• SOURCE MATERIAL
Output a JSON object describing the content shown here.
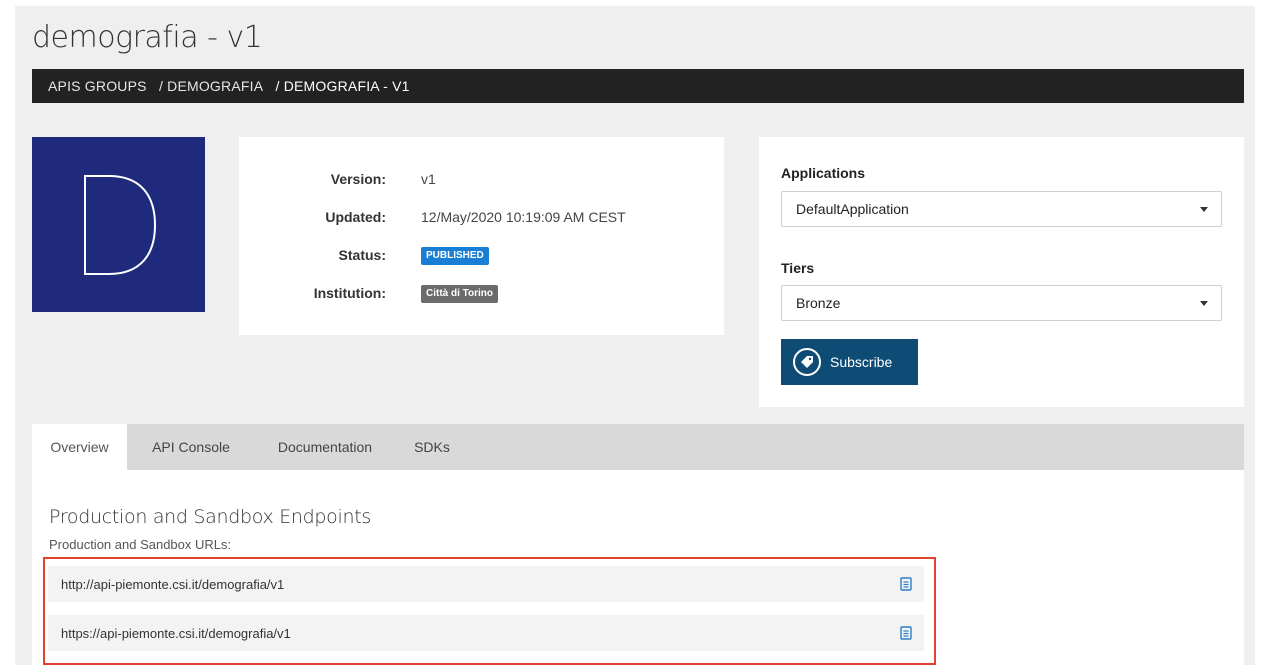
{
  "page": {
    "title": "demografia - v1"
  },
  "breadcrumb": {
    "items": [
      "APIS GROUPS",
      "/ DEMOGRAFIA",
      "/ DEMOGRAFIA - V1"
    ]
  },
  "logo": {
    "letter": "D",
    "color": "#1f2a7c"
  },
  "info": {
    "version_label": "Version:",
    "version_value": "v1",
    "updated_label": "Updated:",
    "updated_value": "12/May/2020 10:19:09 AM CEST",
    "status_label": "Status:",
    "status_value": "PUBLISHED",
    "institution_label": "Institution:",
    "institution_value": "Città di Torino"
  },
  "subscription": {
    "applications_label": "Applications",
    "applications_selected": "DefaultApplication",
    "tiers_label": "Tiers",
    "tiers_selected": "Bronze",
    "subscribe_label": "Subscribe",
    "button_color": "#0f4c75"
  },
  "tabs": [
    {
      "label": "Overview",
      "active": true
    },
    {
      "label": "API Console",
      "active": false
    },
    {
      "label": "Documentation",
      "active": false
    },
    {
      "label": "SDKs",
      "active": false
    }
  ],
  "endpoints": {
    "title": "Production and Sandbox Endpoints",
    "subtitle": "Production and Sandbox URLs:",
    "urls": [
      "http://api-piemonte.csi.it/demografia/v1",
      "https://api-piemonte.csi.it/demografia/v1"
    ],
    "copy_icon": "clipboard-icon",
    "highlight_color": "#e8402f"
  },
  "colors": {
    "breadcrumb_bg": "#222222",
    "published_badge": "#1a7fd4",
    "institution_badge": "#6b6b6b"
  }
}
---
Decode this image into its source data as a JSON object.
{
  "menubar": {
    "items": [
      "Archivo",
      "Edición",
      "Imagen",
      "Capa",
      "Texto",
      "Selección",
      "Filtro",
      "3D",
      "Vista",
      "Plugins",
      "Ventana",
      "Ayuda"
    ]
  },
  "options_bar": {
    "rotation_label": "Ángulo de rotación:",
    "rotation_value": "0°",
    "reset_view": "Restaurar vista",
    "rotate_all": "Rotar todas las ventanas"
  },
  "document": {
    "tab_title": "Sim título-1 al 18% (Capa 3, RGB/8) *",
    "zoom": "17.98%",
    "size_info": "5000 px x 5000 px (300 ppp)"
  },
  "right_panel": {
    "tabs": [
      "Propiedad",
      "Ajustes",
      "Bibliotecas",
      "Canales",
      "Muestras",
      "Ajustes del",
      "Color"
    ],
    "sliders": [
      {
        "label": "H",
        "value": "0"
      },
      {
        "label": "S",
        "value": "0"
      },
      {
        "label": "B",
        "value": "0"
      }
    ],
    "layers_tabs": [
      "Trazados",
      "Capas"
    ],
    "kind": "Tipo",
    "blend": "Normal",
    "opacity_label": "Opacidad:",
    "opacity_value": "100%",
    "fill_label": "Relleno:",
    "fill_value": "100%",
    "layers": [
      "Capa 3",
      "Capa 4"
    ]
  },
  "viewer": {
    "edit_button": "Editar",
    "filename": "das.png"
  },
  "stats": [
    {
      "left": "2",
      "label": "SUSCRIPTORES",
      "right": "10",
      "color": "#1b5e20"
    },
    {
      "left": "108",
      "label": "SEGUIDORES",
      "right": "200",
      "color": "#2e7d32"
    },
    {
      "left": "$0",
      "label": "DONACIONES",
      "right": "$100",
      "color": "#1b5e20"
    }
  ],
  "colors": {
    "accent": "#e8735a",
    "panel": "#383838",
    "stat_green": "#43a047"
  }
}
...
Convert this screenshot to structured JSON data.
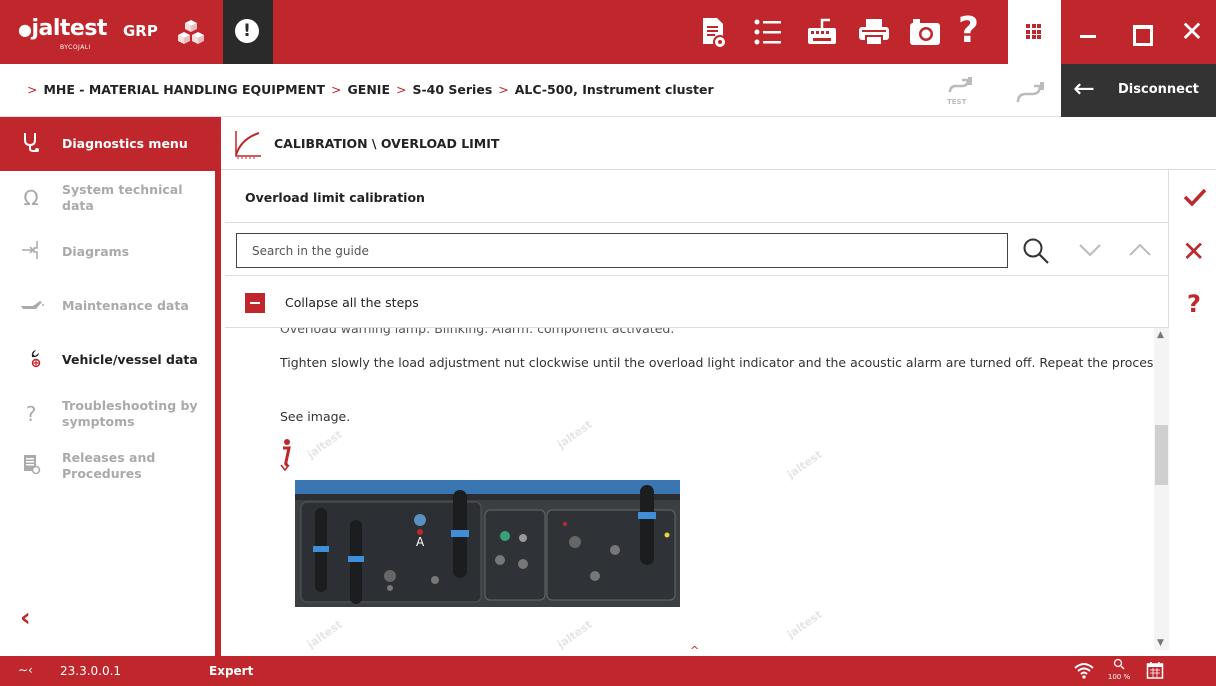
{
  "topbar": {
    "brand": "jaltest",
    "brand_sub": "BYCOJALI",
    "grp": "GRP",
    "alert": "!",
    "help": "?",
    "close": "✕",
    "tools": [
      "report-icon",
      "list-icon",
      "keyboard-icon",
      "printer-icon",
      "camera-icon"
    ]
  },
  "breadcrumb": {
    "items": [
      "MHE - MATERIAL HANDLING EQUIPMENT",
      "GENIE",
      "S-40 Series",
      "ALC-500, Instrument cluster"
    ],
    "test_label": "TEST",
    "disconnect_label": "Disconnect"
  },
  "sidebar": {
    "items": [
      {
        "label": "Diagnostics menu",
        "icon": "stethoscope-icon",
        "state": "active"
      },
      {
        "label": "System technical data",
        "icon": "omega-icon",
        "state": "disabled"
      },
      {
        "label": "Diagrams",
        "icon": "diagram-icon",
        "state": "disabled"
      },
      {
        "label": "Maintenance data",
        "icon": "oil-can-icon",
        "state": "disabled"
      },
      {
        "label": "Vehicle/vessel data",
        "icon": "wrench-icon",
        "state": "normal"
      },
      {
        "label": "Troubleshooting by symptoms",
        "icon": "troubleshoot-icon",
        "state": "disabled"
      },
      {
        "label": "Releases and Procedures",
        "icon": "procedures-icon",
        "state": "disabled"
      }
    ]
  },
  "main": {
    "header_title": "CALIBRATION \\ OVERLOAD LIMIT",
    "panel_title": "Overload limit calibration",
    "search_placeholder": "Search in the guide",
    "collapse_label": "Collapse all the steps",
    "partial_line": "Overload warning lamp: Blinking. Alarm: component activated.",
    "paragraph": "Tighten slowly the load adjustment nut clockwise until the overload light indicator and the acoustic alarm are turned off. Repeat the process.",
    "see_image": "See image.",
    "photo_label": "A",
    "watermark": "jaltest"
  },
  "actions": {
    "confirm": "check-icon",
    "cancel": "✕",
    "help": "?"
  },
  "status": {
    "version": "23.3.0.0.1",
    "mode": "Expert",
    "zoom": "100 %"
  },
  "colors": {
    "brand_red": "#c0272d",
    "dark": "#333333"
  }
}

• WRITTEN PROBLEM
Look through the entries above. Extract each line with the word "data".

• TASK RESPONSE
Decode this image into its source data as a JSON object.
Convert this screenshot to structured JSON data.
        "label": "System technical data",
        "label": "Maintenance data",
        "label": "Vehicle/vessel data",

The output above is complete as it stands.